### [DATA LISTING]
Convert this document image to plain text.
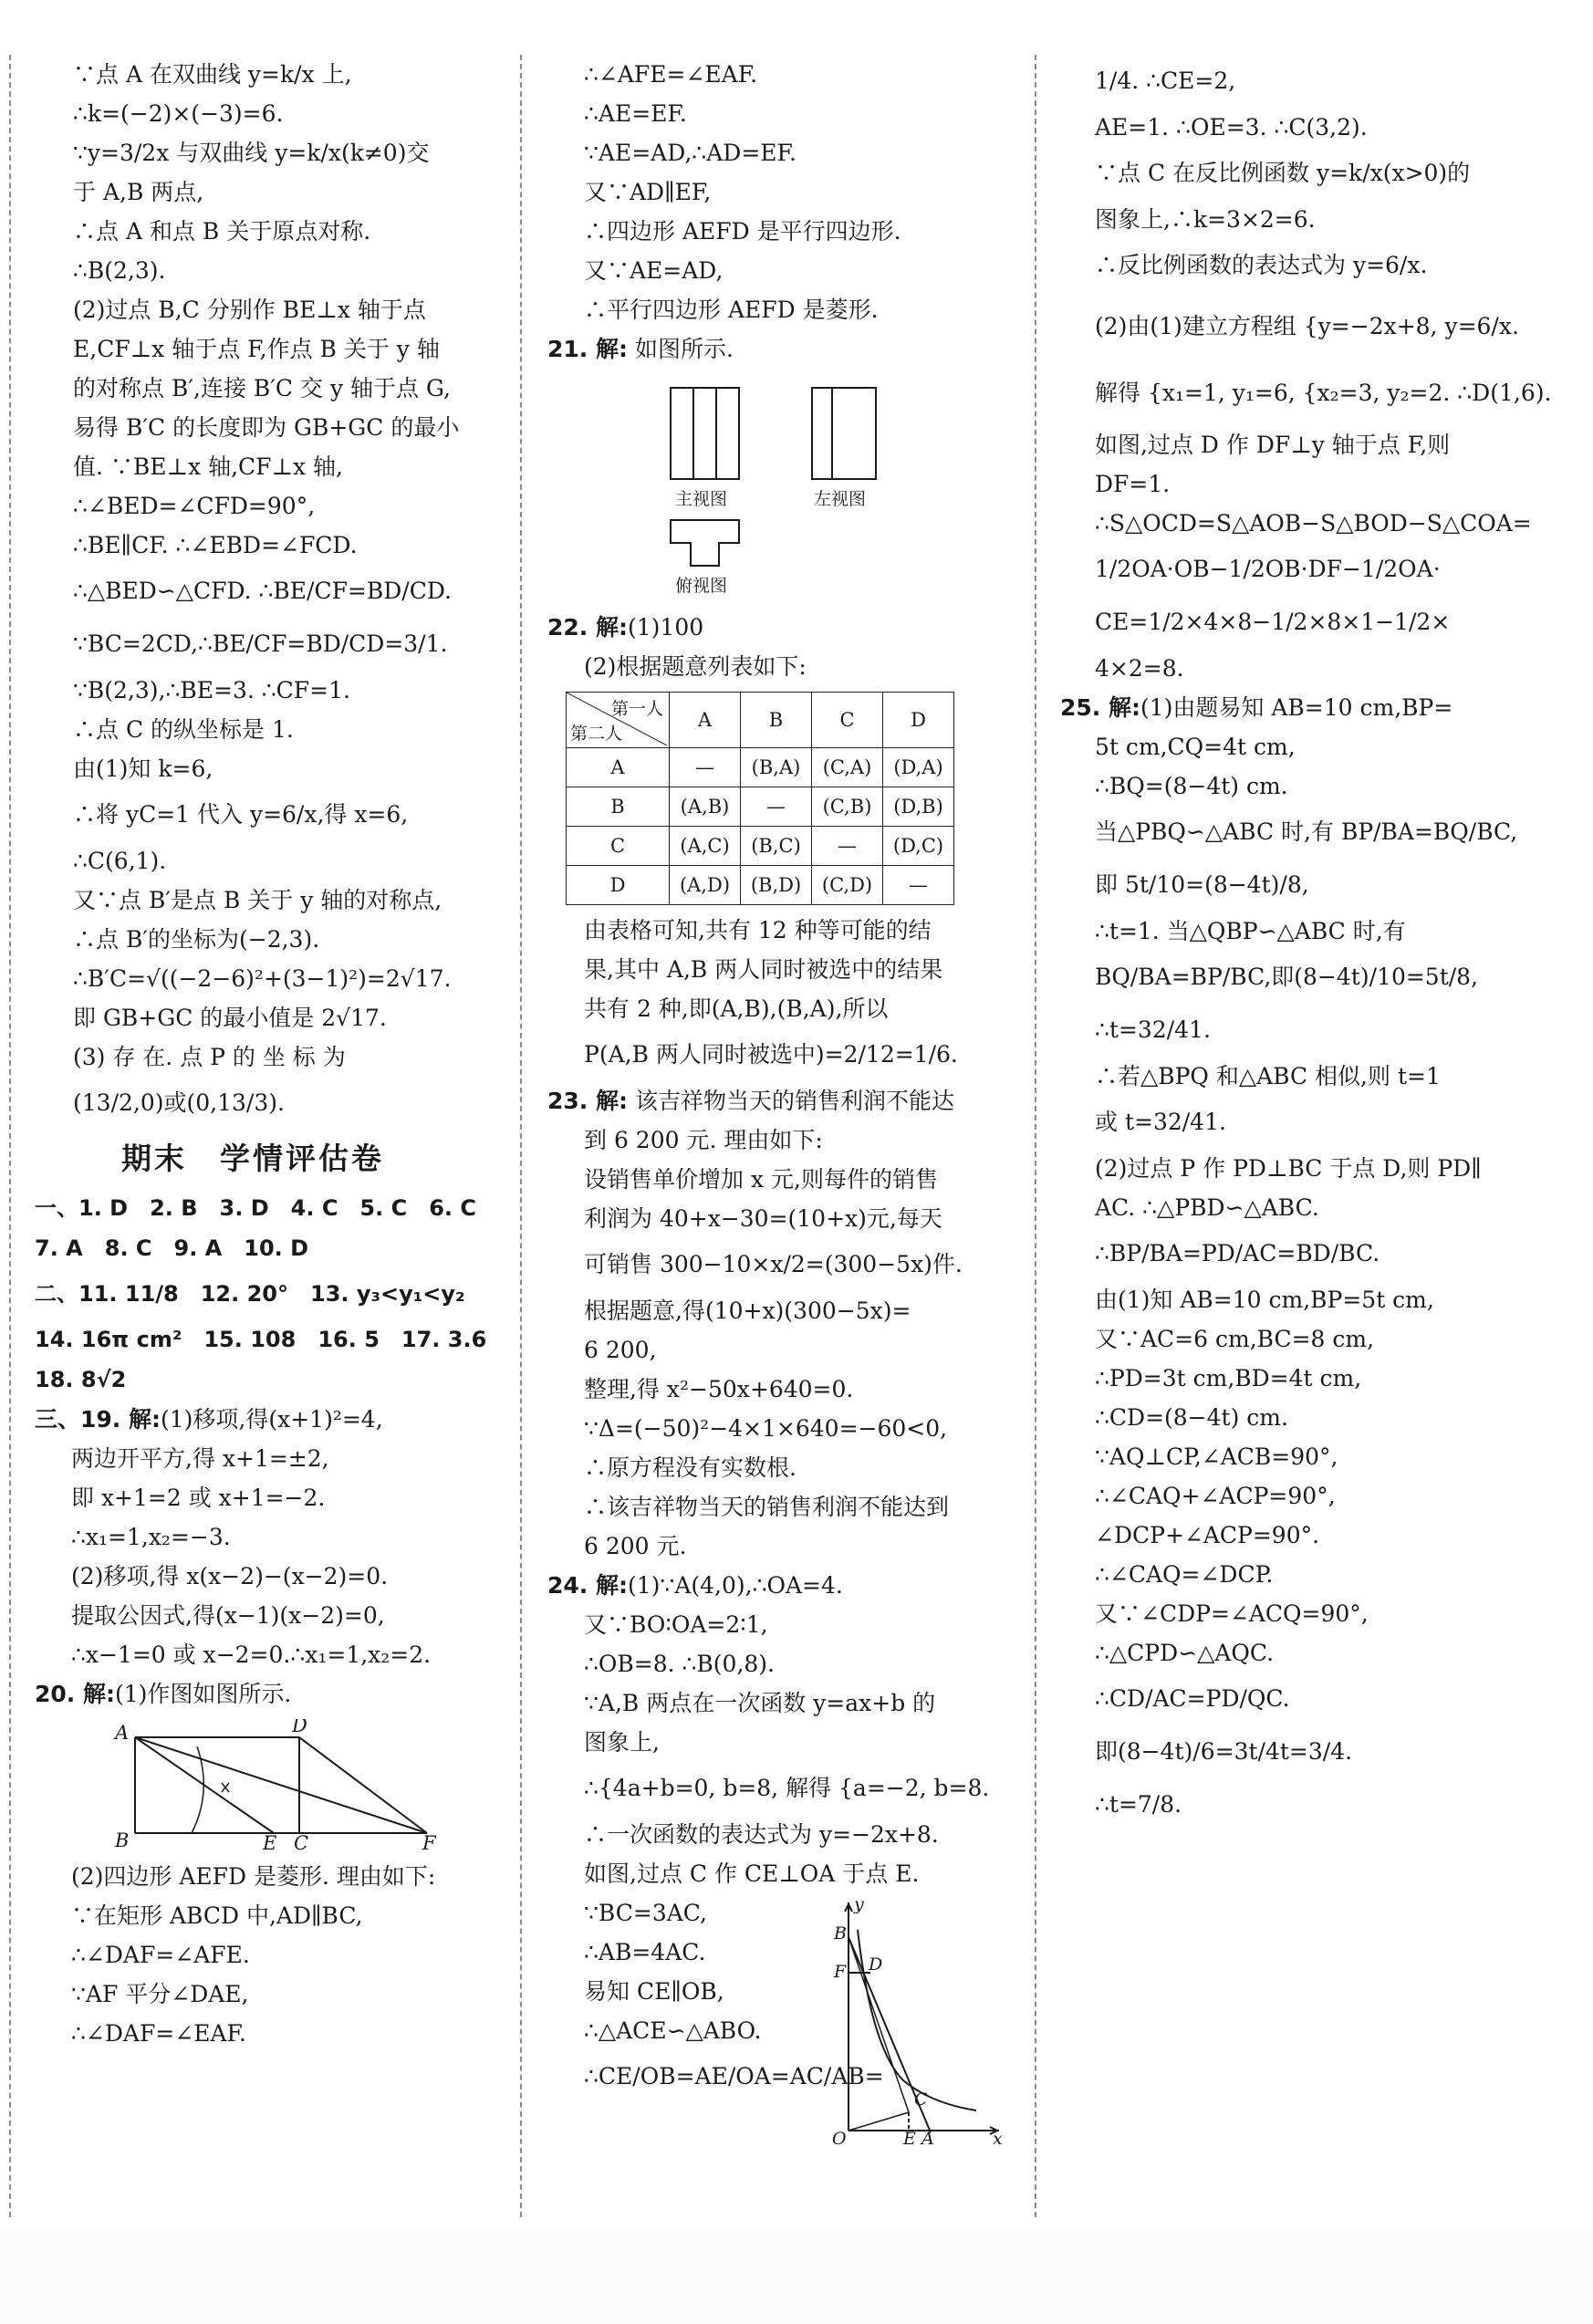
∵点 A 在双曲线 y=k/x 上,
∴k=(−2)×(−3)=6.
∵y=3/2x 与双曲线 y=k/x(k≠0)交
于 A,B 两点,
∴点 A 和点 B 关于原点对称.
∴B(2,3).
(2)过点 B,C 分别作 BE⊥x 轴于点
E,CF⊥x 轴于点 F,作点 B 关于 y 轴
的对称点 B′,连接 B′C 交 y 轴于点 G,
易得 B′C 的长度即为 GB+GC 的最小
值. ∵BE⊥x 轴,CF⊥x 轴,
∴∠BED=∠CFD=90°,
∴BE∥CF. ∴∠EBD=∠FCD.
∴△BED∽△CFD. ∴BE/CF=BD/CD.
∵BC=2CD,∴BE/CF=BD/CD=3/1.
∵B(2,3),∴BE=3. ∴CF=1.
∴点 C 的纵坐标是 1.
由(1)知 k=6,
∴将 yC=1 代入 y=6/x,得 x=6,
∴C(6,1).
又∵点 B′是点 B 关于 y 轴的对称点,
∴点 B′的坐标为(−2,3).
∴B′C=√((−2−6)²+(3−1)²)=2√17.
即 GB+GC 的最小值是 2√17.
(3) 存 在. 点 P 的 坐 标 为
(13/2,0)或(0,13/3).
期末　学情评估卷
一、1. D　2. B　3. D　4. C　5. C　6. C
7. A　8. C　9. A　10. D
二、11. 11/8　12. 20°　13. y₃<y₁<y₂
14. 16π cm²　15. 108　16. 5　17. 3.6
18. 8√2
三、19. 解:(1)移项,得(x+1)²=4,
两边开平方,得 x+1=±2,
即 x+1=2 或 x+1=−2.
∴x₁=1,x₂=−3.
(2)移项,得 x(x−2)−(x−2)=0.
提取公因式,得(x−1)(x−2)=0,
∴x−1=0 或 x−2=0.∴x₁=1,x₂=2.
20. 解:(1)作图如图所示.
A	D
B	E C	F
(2)四边形 AEFD 是菱形. 理由如下:
∵在矩形 ABCD 中,AD∥BC,
∴∠DAF=∠AFE.
∵AF 平分∠DAE,
∴∠DAF=∠EAF.
∴∠AFE=∠EAF.
∴AE=EF.
∵AE=AD,∴AD=EF.
又∵AD∥EF,
∴四边形 AEFD 是平行四边形.
又∵AE=AD,
∴平行四边形 AEFD 是菱形.
21. 解: 如图所示.
主视图	左视图
俯视图
22. 解:(1)100
(2)根据题意列表如下:
第一人
第二人	A	B	C	D
A	—	(B,A)	(C,A)	(D,A)
B	(A,B)	—	(C,B)	(D,B)
C	(A,C)	(B,C)	—	(D,C)
D	(A,D)	(B,D)	(C,D)	—
由表格可知,共有 12 种等可能的结
果,其中 A,B 两人同时被选中的结果
共有 2 种,即(A,B),(B,A),所以
P(A,B 两人同时被选中)=2/12=1/6.
23. 解: 该吉祥物当天的销售利润不能达
到 6 200 元. 理由如下:
设销售单价增加 x 元,则每件的销售
利润为 40+x−30=(10+x)元,每天
可销售 300−10×x/2=(300−5x)件.
根据题意,得(10+x)(300−5x)=
6 200,
整理,得 x²−50x+640=0.
∵Δ=(−50)²−4×1×640=−60<0,
∴原方程没有实数根.
∴该吉祥物当天的销售利润不能达到
6 200 元.
24. 解:(1)∵A(4,0),∴OA=4.
又∵BO∶OA=2∶1,
∴OB=8. ∴B(0,8).
∵A,B 两点在一次函数 y=ax+b 的
图象上,
∴{4a+b=0, b=8, 解得 {a=−2, b=8.
∴一次函数的表达式为 y=−2x+8.
如图,过点 C 作 CE⊥OA 于点 E.
∵BC=3AC,
∴AB=4AC.
易知 CE∥OB,
∴△ACE∽△ABO.
∴CE/OB=AE/OA=AC/AB=
y
B
F D
C
O	E A	x
1/4. ∴CE=2,
AE=1. ∴OE=3. ∴C(3,2).
∵点 C 在反比例函数 y=k/x(x>0)的
图象上,∴k=3×2=6.
∴反比例函数的表达式为 y=6/x.
(2)由(1)建立方程组 {y=−2x+8, y=6/x.
解得 {x₁=1, y₁=6, {x₂=3, y₂=2. ∴D(1,6).
如图,过点 D 作 DF⊥y 轴于点 F,则
DF=1.
∴S△OCD=S△AOB−S△BOD−S△COA=
1/2OA·OB−1/2OB·DF−1/2OA·
CE=1/2×4×8−1/2×8×1−1/2×
4×2=8.
25. 解:(1)由题易知 AB=10 cm,BP=
5t cm,CQ=4t cm,
∴BQ=(8−4t) cm.
当△PBQ∽△ABC 时,有 BP/BA=BQ/BC,
即 5t/10=(8−4t)/8,
∴t=1. 当△QBP∽△ABC 时,有
BQ/BA=BP/BC,即(8−4t)/10=5t/8,
∴t=32/41.
∴若△BPQ 和△ABC 相似,则 t=1
或 t=32/41.
(2)过点 P 作 PD⊥BC 于点 D,则 PD∥
AC. ∴△PBD∽△ABC.
∴BP/BA=PD/AC=BD/BC.
由(1)知 AB=10 cm,BP=5t cm,
又∵AC=6 cm,BC=8 cm,
∴PD=3t cm,BD=4t cm,
∴CD=(8−4t) cm.
∵AQ⊥CP,∠ACB=90°,
∴∠CAQ+∠ACP=90°,
∠DCP+∠ACP=90°.
∴∠CAQ=∠DCP.
又∵∠CDP=∠ACQ=90°,
∴△CPD∽△AQC.
∴CD/AC=PD/QC.
即(8−4t)/6=3t/4t=3/4.
∴t=7/8.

### [THE TASK]
In the listing above, count each line that holds the string "AEFD". Give the number only.

### [SOLUTION TO THE EXERCISE]
3